EXTRACTED DATA:
□ □ □ □

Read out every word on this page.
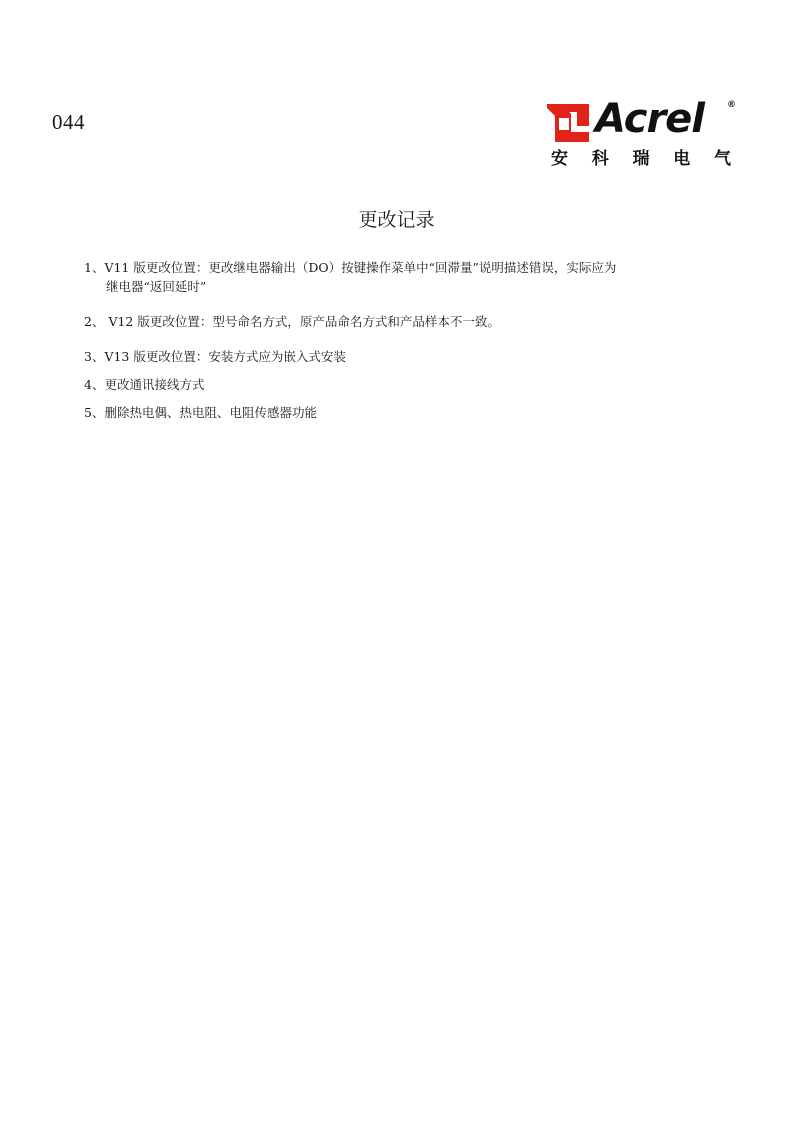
044	Acrel	®
安 科 瑞 电 气
更改记录
1、 V11 版更改位置：更改继电器输出（DO）按键操作菜单中“回滞量”说明描述错误，实际应为
继电器“返回延时”
2、 V12 版更改位置：型号命名方式，原产品命名方式和产品样本不一致。
3、 V13 版更改位置：安装方式应为嵌入式安装
4、 更改通讯接线方式
5、 删除热电偶、热电阻、电阻传感器功能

□ □ □ □

WHAT THE TASK ASKS:
Write out all the entries word for word, but skip any images.

SOLUTION TO THIS EXERCISE:
Read out every word on this page.
044	Acrel	®
安 科 瑞 电 气
更改记录
1、 V11 版更改位置：更改继电器输出（DO）按键操作菜单中“回滞量”说明描述错误，实际应为
继电器“返回延时”
2、 V12 版更改位置：型号命名方式，原产品命名方式和产品样本不一致。
3、 V13 版更改位置：安装方式应为嵌入式安装
4、 更改通讯接线方式
5、 删除热电偶、热电阻、电阻传感器功能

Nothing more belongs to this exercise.